▶ SUPPLIED MATERIAL

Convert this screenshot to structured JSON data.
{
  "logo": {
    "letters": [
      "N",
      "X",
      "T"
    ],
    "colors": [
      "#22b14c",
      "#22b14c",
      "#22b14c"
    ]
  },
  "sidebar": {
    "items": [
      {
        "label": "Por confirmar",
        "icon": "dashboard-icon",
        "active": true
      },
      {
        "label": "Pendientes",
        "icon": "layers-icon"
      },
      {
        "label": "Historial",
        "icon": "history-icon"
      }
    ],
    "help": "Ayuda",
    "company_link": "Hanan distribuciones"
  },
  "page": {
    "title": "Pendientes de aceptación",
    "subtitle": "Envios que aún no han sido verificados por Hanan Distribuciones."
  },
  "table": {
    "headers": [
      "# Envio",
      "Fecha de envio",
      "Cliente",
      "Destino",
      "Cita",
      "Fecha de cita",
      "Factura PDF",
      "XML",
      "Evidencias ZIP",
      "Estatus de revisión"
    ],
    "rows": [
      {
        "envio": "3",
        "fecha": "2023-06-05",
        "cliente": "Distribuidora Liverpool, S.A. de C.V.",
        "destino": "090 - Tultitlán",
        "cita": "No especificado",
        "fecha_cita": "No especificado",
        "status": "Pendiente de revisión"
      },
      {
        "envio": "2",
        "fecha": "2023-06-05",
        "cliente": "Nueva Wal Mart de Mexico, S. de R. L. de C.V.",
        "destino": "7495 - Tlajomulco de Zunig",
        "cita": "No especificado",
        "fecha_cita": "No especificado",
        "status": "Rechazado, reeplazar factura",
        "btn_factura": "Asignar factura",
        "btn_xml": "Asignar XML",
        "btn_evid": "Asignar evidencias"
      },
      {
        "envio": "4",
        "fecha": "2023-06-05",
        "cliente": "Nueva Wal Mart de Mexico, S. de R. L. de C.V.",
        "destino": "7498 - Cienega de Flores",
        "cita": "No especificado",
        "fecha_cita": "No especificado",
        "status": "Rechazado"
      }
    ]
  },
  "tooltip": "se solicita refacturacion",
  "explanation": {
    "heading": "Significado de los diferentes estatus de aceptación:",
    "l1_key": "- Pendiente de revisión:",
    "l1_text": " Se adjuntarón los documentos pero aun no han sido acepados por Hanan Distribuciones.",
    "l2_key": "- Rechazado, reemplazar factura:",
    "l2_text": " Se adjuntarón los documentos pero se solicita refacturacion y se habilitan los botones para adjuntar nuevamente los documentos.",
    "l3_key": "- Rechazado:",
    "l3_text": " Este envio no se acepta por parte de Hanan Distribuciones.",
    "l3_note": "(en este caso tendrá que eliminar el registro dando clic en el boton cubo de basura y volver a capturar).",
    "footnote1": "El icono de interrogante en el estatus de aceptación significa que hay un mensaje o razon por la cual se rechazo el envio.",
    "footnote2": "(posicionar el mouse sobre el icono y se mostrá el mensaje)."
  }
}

▶ YOUR OBJECTIVE
Repeat all of the records above exactly as written.

▶ ANSWER TO THIS TASK
Convert this screenshot to structured JSON data.
{
  "logo": {
    "letters": [
      "N",
      "X",
      "T"
    ],
    "colors": [
      "#22b14c",
      "#22b14c",
      "#22b14c"
    ]
  },
  "sidebar": {
    "items": [
      {
        "label": "Por confirmar",
        "icon": "dashboard-icon",
        "active": true
      },
      {
        "label": "Pendientes",
        "icon": "layers-icon"
      },
      {
        "label": "Historial",
        "icon": "history-icon"
      }
    ],
    "help": "Ayuda",
    "company_link": "Hanan distribuciones"
  },
  "page": {
    "title": "Pendientes de aceptación",
    "subtitle": "Envios que aún no han sido verificados por Hanan Distribuciones."
  },
  "table": {
    "headers": [
      "# Envio",
      "Fecha de envio",
      "Cliente",
      "Destino",
      "Cita",
      "Fecha de cita",
      "Factura PDF",
      "XML",
      "Evidencias ZIP",
      "Estatus de revisión"
    ],
    "rows": [
      {
        "envio": "3",
        "fecha": "2023-06-05",
        "cliente": "Distribuidora Liverpool, S.A. de C.V.",
        "destino": "090 - Tultitlán",
        "cita": "No especificado",
        "fecha_cita": "No especificado",
        "status": "Pendiente de revisión"
      },
      {
        "envio": "2",
        "fecha": "2023-06-05",
        "cliente": "Nueva Wal Mart de Mexico, S. de R. L. de C.V.",
        "destino": "7495 - Tlajomulco de Zunig",
        "cita": "No especificado",
        "fecha_cita": "No especificado",
        "status": "Rechazado, reeplazar factura",
        "btn_factura": "Asignar factura",
        "btn_xml": "Asignar XML",
        "btn_evid": "Asignar evidencias"
      },
      {
        "envio": "4",
        "fecha": "2023-06-05",
        "cliente": "Nueva Wal Mart de Mexico, S. de R. L. de C.V.",
        "destino": "7498 - Cienega de Flores",
        "cita": "No especificado",
        "fecha_cita": "No especificado",
        "status": "Rechazado"
      }
    ]
  },
  "tooltip": "se solicita refacturacion",
  "explanation": {
    "heading": "Significado de los diferentes estatus de aceptación:",
    "l1_key": "- Pendiente de revisión:",
    "l1_text": " Se adjuntarón los documentos pero aun no han sido acepados por Hanan Distribuciones.",
    "l2_key": "- Rechazado, reemplazar factura:",
    "l2_text": " Se adjuntarón los documentos pero se solicita refacturacion y se habilitan los botones para adjuntar nuevamente los documentos.",
    "l3_key": "- Rechazado:",
    "l3_text": " Este envio no se acepta por parte de Hanan Distribuciones.",
    "l3_note": "(en este caso tendrá que eliminar el registro dando clic en el boton cubo de basura y volver a capturar).",
    "footnote1": "El icono de interrogante en el estatus de aceptación significa que hay un mensaje o razon por la cual se rechazo el envio.",
    "footnote2": "(posicionar el mouse sobre el icono y se mostrá el mensaje)."
  }
}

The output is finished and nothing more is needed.